> **Your task**: Can you restate the records below word for word?

> **Supplied information**:
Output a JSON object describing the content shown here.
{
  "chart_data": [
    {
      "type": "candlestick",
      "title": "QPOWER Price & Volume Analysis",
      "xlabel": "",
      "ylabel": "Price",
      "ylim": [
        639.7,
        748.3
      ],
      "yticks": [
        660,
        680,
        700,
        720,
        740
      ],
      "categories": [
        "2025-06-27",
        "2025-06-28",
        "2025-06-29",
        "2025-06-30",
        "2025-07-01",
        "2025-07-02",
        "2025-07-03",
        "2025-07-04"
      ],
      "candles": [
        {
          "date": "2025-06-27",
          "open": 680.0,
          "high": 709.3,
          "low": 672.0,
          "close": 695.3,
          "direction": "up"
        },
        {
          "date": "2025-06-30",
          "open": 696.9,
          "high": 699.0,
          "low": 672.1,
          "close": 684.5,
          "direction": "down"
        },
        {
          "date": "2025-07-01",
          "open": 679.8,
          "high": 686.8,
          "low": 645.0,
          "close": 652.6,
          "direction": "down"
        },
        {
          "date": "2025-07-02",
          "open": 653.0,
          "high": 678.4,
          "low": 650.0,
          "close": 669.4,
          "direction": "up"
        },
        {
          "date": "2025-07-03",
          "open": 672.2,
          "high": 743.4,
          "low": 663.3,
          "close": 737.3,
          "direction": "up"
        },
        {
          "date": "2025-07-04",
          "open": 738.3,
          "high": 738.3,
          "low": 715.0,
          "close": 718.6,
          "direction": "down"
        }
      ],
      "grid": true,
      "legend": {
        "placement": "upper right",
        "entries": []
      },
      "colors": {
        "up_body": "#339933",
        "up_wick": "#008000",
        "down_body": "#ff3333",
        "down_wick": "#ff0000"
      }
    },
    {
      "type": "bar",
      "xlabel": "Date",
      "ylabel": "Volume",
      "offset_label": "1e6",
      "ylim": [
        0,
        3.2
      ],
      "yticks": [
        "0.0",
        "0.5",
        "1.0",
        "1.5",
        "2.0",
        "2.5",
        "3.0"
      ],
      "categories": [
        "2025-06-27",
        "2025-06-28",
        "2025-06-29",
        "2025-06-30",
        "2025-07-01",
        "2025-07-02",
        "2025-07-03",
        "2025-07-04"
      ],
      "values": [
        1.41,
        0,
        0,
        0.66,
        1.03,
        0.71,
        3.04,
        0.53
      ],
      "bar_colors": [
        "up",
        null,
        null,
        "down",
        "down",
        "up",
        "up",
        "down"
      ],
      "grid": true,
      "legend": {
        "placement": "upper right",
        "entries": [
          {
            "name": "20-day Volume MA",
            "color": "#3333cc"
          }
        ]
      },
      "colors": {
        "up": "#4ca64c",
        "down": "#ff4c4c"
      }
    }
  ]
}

> **Solution below**:
Output a JSON object describing the content shown here.
{
  "chart_data": [
    {
      "type": "candlestick",
      "title": "QPOWER Price & Volume Analysis",
      "xlabel": "",
      "ylabel": "Price",
      "ylim": [
        639.7,
        748.3
      ],
      "yticks": [
        660,
        680,
        700,
        720,
        740
      ],
      "categories": [
        "2025-06-27",
        "2025-06-28",
        "2025-06-29",
        "2025-06-30",
        "2025-07-01",
        "2025-07-02",
        "2025-07-03",
        "2025-07-04"
      ],
      "candles": [
        {
          "date": "2025-06-27",
          "open": 680.0,
          "high": 709.3,
          "low": 672.0,
          "close": 695.3,
          "direction": "up"
        },
        {
          "date": "2025-06-30",
          "open": 696.9,
          "high": 699.0,
          "low": 672.1,
          "close": 684.5,
          "direction": "down"
        },
        {
          "date": "2025-07-01",
          "open": 679.8,
          "high": 686.8,
          "low": 645.0,
          "close": 652.6,
          "direction": "down"
        },
        {
          "date": "2025-07-02",
          "open": 653.0,
          "high": 678.4,
          "low": 650.0,
          "close": 669.4,
          "direction": "up"
        },
        {
          "date": "2025-07-03",
          "open": 672.2,
          "high": 743.4,
          "low": 663.3,
          "close": 737.3,
          "direction": "up"
        },
        {
          "date": "2025-07-04",
          "open": 738.3,
          "high": 738.3,
          "low": 715.0,
          "close": 718.6,
          "direction": "down"
        }
      ],
      "grid": true,
      "legend": {
        "placement": "upper right",
        "entries": []
      },
      "colors": {
        "up_body": "#339933",
        "up_wick": "#008000",
        "down_body": "#ff3333",
        "down_wick": "#ff0000"
      }
    },
    {
      "type": "bar",
      "xlabel": "Date",
      "ylabel": "Volume",
      "offset_label": "1e6",
      "ylim": [
        0,
        3.2
      ],
      "yticks": [
        "0.0",
        "0.5",
        "1.0",
        "1.5",
        "2.0",
        "2.5",
        "3.0"
      ],
      "categories": [
        "2025-06-27",
        "2025-06-28",
        "2025-06-29",
        "2025-06-30",
        "2025-07-01",
        "2025-07-02",
        "2025-07-03",
        "2025-07-04"
      ],
      "values": [
        1.41,
        0,
        0,
        0.66,
        1.03,
        0.71,
        3.04,
        0.53
      ],
      "bar_colors": [
        "up",
        null,
        null,
        "down",
        "down",
        "up",
        "up",
        "down"
      ],
      "grid": true,
      "legend": {
        "placement": "upper right",
        "entries": [
          {
            "name": "20-day Volume MA",
            "color": "#3333cc"
          }
        ]
      },
      "colors": {
        "up": "#4ca64c",
        "down": "#ff4c4c"
      }
    }
  ]
}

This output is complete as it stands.